--- START ---
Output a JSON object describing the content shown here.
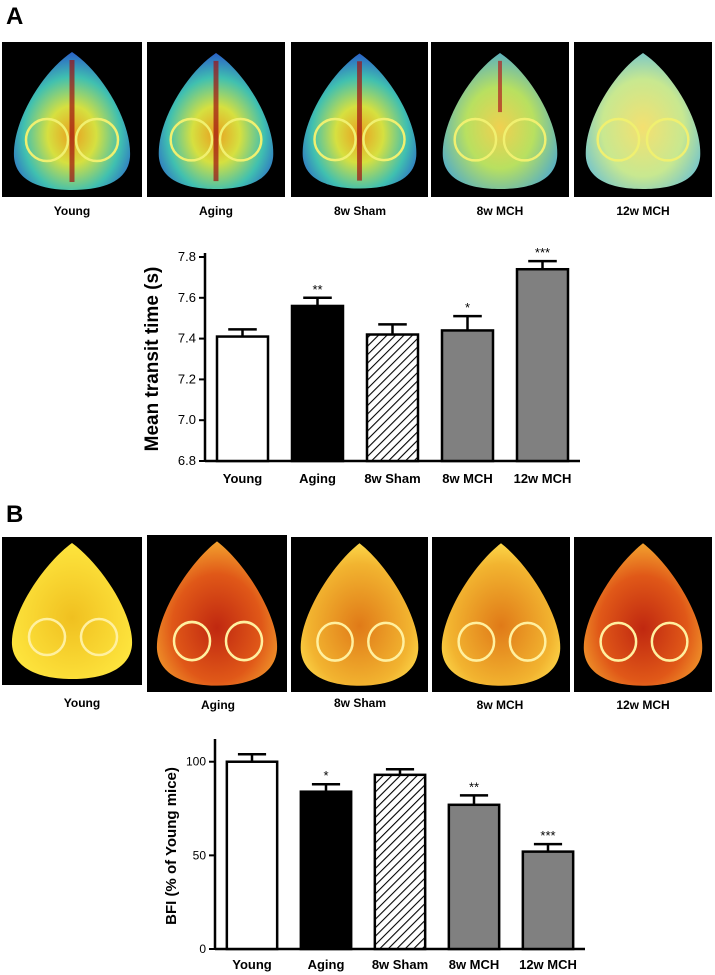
{
  "panels": {
    "a": {
      "letter": "A",
      "image_labels": [
        "Young",
        "Aging",
        "8w Sham",
        "8w MCH",
        "12w MCH"
      ]
    },
    "b": {
      "letter": "B",
      "image_labels": [
        "Young",
        "Aging",
        "8w Sham",
        "8w MCH",
        "12w MCH"
      ]
    }
  },
  "chart_data": [
    {
      "type": "bar",
      "title": "",
      "xlabel": "",
      "ylabel": "Mean transit time (s)",
      "categories": [
        "Young",
        "Aging",
        "8w Sham",
        "8w MCH",
        "12w MCH"
      ],
      "values": [
        7.41,
        7.56,
        7.42,
        7.44,
        7.74
      ],
      "errors": [
        0.035,
        0.04,
        0.05,
        0.07,
        0.04
      ],
      "significance": [
        "",
        "**",
        "",
        "*",
        "***"
      ],
      "fills": [
        "white",
        "black",
        "hatched",
        "gray",
        "gray"
      ],
      "ylim": [
        6.8,
        7.8
      ],
      "yticks": [
        "6.8",
        "7.0",
        "7.2",
        "7.4",
        "7.6",
        "7.8"
      ],
      "grid": false
    },
    {
      "type": "bar",
      "title": "",
      "xlabel": "",
      "ylabel": "BFI (% of Young mice)",
      "categories": [
        "Young",
        "Aging",
        "8w Sham",
        "8w MCH",
        "12w MCH"
      ],
      "values": [
        100,
        84,
        93,
        77,
        52
      ],
      "errors": [
        4,
        4,
        3,
        5,
        4
      ],
      "significance": [
        "",
        "*",
        "",
        "**",
        "***"
      ],
      "fills": [
        "white",
        "black",
        "hatched",
        "gray",
        "gray"
      ],
      "ylim": [
        0,
        110
      ],
      "yticks": [
        "0",
        "50",
        "100"
      ],
      "grid": false
    }
  ],
  "colors": {
    "bar_black": "#000000",
    "bar_gray": "#808080",
    "bar_white": "#ffffff"
  }
}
--- END ---
* YOUR INSTRUCTIONS *
Transcribe the entries above verbatim, omitting their pictures.

* FINISHED ANSWER *
Output a JSON object describing the content shown here.
{
  "panels": {
    "a": {
      "letter": "A",
      "image_labels": [
        "Young",
        "Aging",
        "8w Sham",
        "8w MCH",
        "12w MCH"
      ]
    },
    "b": {
      "letter": "B",
      "image_labels": [
        "Young",
        "Aging",
        "8w Sham",
        "8w MCH",
        "12w MCH"
      ]
    }
  },
  "chart_data": [
    {
      "type": "bar",
      "title": "",
      "xlabel": "",
      "ylabel": "Mean transit time (s)",
      "categories": [
        "Young",
        "Aging",
        "8w Sham",
        "8w MCH",
        "12w MCH"
      ],
      "values": [
        7.41,
        7.56,
        7.42,
        7.44,
        7.74
      ],
      "errors": [
        0.035,
        0.04,
        0.05,
        0.07,
        0.04
      ],
      "significance": [
        "",
        "**",
        "",
        "*",
        "***"
      ],
      "fills": [
        "white",
        "black",
        "hatched",
        "gray",
        "gray"
      ],
      "ylim": [
        6.8,
        7.8
      ],
      "yticks": [
        "6.8",
        "7.0",
        "7.2",
        "7.4",
        "7.6",
        "7.8"
      ],
      "grid": false
    },
    {
      "type": "bar",
      "title": "",
      "xlabel": "",
      "ylabel": "BFI (% of Young mice)",
      "categories": [
        "Young",
        "Aging",
        "8w Sham",
        "8w MCH",
        "12w MCH"
      ],
      "values": [
        100,
        84,
        93,
        77,
        52
      ],
      "errors": [
        4,
        4,
        3,
        5,
        4
      ],
      "significance": [
        "",
        "*",
        "",
        "**",
        "***"
      ],
      "fills": [
        "white",
        "black",
        "hatched",
        "gray",
        "gray"
      ],
      "ylim": [
        0,
        110
      ],
      "yticks": [
        "0",
        "50",
        "100"
      ],
      "grid": false
    }
  ],
  "colors": {
    "bar_black": "#000000",
    "bar_gray": "#808080",
    "bar_white": "#ffffff"
  }
}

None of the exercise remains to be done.